Identify, in the records below, every line where the string "stylus" appears, and copy each such line.

(Extracted data entries)
┄┄┄┄┄┄┄┄┄┄
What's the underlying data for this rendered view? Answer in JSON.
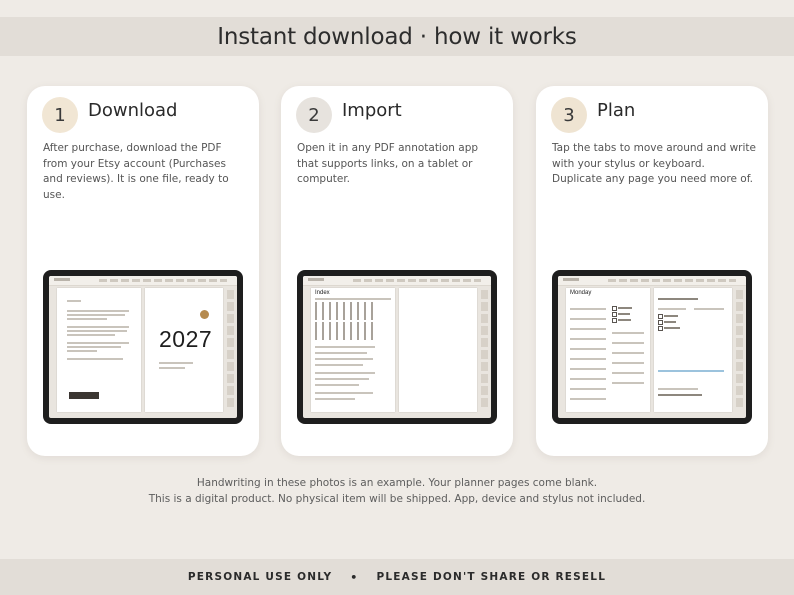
{
  "header": {
    "title": "Instant download · how it works"
  },
  "steps": [
    {
      "number": "1",
      "title": "Download",
      "description": "After purchase, download the PDF from your Etsy account (Purchases and reviews). It is one file, ready to use.",
      "badge_color": "#f1e6d4",
      "preview": {
        "cover_year": "2027"
      }
    },
    {
      "number": "2",
      "title": "Import",
      "description": "Open it in any PDF annotation app that supports links, on a tablet or computer.",
      "badge_color": "#e7e3de",
      "preview": {
        "page_title": "Index"
      }
    },
    {
      "number": "3",
      "title": "Plan",
      "description": "Tap the tabs to move around and write with your stylus or keyboard. Duplicate any page you need more of.",
      "badge_color": "#efe4d2",
      "preview": {
        "page_title": "Monday"
      }
    }
  ],
  "footnotes": {
    "line1": "Handwriting in these photos is an example. Your planner pages come blank.",
    "line2": "This is a digital product. No physical item will be shipped. App, device and stylus not included."
  },
  "footer": {
    "left": "PERSONAL USE ONLY",
    "separator": "•",
    "right": "PLEASE DON'T SHARE OR RESELL"
  },
  "colors": {
    "background": "#efebe6",
    "band": "#e2ddd7",
    "card": "#ffffff",
    "accent": "#b58a4e",
    "tablet": "#1e1e1e"
  }
}
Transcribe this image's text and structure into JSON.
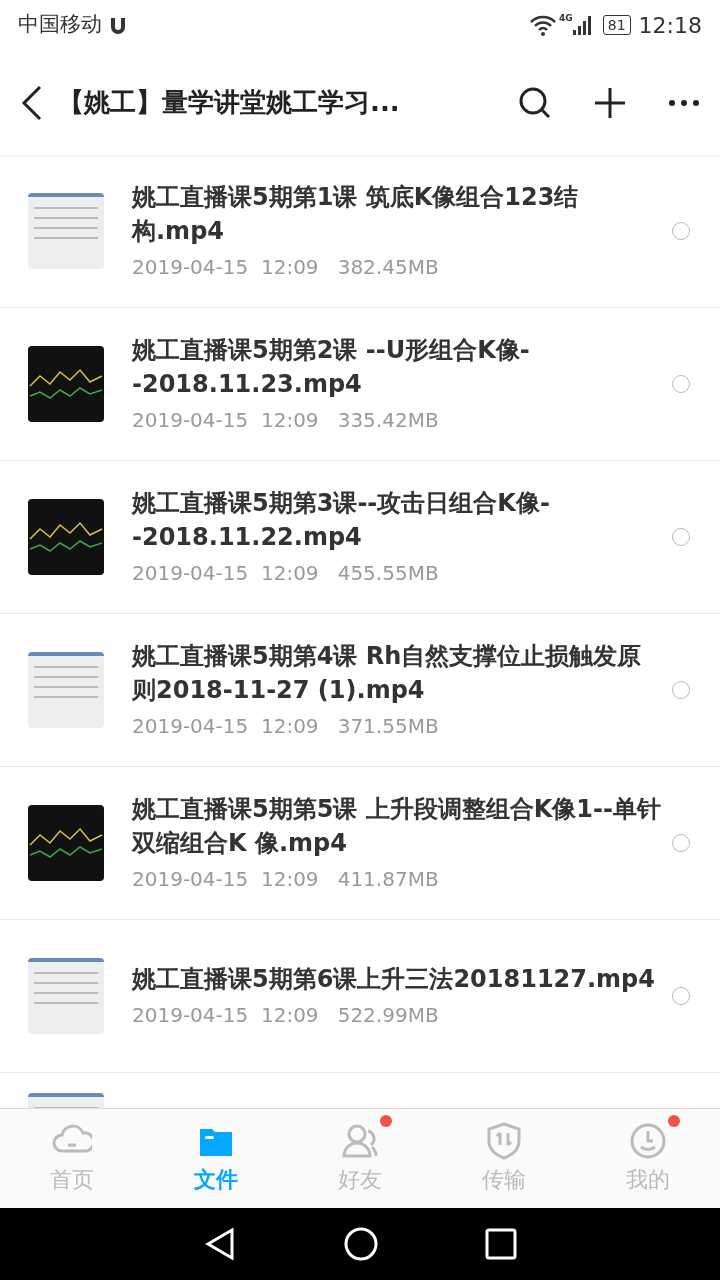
{
  "status_bar": {
    "carrier": "中国移动",
    "network": "4G",
    "battery": "81",
    "time": "12:18"
  },
  "header": {
    "title": "【姚工】量学讲堂姚工学习..."
  },
  "files": [
    {
      "name": "姚工直播课5期第1课 筑底K像组合123结构.mp4",
      "date": "2019-04-15",
      "time": "12:09",
      "size": "382.45MB",
      "kind": "document",
      "checked": false
    },
    {
      "name": "姚工直播课5期第2课 --U形组合K像--2018.11.23.mp4",
      "date": "2019-04-15",
      "time": "12:09",
      "size": "335.42MB",
      "kind": "chart",
      "checked": false
    },
    {
      "name": "姚工直播课5期第3课--攻击日组合K像--2018.11.22.mp4",
      "date": "2019-04-15",
      "time": "12:09",
      "size": "455.55MB",
      "kind": "chart",
      "checked": false
    },
    {
      "name": "姚工直播课5期第4课 Rh自然支撑位止损触发原则2018-11-27 (1).mp4",
      "date": "2019-04-15",
      "time": "12:09",
      "size": "371.55MB",
      "kind": "document",
      "checked": false
    },
    {
      "name": "姚工直播课5期第5课 上升段调整组合K像1--单针双缩组合K 像.mp4",
      "date": "2019-04-15",
      "time": "12:09",
      "size": "411.87MB",
      "kind": "chart",
      "checked": false
    },
    {
      "name": "姚工直播课5期第6课上升三法20181127.mp4",
      "date": "2019-04-15",
      "time": "12:09",
      "size": "522.99MB",
      "kind": "document",
      "checked": false
    }
  ],
  "partial_row": {
    "kind": "document"
  },
  "tabs": [
    {
      "label": "首页",
      "kind": "cloud",
      "selected": false,
      "badge": false
    },
    {
      "label": "文件",
      "kind": "folder",
      "selected": true,
      "badge": false
    },
    {
      "label": "好友",
      "kind": "friends",
      "selected": false,
      "badge": true
    },
    {
      "label": "传输",
      "kind": "transfer",
      "selected": false,
      "badge": false
    },
    {
      "label": "我的",
      "kind": "me",
      "selected": false,
      "badge": true
    }
  ]
}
┄┄┄┄┄┄┄┄┄┄
Full response –
      "description": "Tap the tabs to move around and write with your stylus or keyboard. Duplicate any page you need more of.",
    "line2": "This is a digital product. No physical item will be shipped. App, device and stylus not included."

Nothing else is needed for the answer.